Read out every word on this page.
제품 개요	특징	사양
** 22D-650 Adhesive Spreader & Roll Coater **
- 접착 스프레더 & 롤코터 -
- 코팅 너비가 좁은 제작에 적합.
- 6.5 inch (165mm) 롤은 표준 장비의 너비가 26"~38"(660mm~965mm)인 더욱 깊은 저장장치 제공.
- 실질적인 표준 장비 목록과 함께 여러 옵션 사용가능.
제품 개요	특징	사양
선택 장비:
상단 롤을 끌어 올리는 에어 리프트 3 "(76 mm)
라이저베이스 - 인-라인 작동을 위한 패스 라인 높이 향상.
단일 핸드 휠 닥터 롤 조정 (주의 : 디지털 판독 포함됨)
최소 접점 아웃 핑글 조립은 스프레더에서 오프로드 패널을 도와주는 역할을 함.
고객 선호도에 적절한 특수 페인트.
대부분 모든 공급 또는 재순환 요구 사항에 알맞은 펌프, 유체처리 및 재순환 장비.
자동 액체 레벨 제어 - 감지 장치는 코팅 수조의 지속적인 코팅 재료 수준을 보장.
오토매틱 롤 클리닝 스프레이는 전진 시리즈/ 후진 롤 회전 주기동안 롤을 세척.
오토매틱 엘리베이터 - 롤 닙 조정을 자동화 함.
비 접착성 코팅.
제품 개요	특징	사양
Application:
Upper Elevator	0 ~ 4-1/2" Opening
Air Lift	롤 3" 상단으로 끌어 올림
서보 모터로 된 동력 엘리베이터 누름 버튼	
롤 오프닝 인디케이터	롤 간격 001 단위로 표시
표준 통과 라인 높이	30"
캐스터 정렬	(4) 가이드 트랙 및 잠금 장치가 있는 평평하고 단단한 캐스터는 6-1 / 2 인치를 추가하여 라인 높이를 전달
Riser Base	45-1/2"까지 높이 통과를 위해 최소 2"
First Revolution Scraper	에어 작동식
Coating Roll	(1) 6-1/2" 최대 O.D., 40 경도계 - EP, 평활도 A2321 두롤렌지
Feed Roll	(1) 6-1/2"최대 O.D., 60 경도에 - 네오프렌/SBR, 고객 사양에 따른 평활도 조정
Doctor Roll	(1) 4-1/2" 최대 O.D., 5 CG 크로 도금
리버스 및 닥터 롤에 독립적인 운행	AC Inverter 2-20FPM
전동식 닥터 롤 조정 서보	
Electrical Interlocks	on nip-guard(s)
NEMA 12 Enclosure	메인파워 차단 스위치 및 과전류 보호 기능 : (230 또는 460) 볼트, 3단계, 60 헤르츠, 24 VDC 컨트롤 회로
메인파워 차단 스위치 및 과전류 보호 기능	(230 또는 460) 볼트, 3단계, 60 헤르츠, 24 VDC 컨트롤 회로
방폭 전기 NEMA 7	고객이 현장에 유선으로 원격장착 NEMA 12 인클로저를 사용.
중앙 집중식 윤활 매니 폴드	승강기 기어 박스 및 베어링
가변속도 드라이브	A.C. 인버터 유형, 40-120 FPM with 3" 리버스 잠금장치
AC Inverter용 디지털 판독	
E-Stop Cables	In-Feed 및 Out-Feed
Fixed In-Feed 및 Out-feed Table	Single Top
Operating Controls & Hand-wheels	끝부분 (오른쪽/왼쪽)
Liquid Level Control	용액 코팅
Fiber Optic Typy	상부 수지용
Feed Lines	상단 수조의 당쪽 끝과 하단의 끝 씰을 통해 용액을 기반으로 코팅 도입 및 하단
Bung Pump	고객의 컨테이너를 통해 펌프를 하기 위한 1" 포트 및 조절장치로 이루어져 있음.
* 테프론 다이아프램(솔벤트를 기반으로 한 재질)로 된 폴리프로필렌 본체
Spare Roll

Prompt: Search the lines above for the string "엘리베이터", then show every one that has it.

Solution for this exercise:
오토매틱 엘리베이터 - 롤 닙 조정을 자동화 함.
서보 모터로 된 동력 엘리베이터 누름 버튼	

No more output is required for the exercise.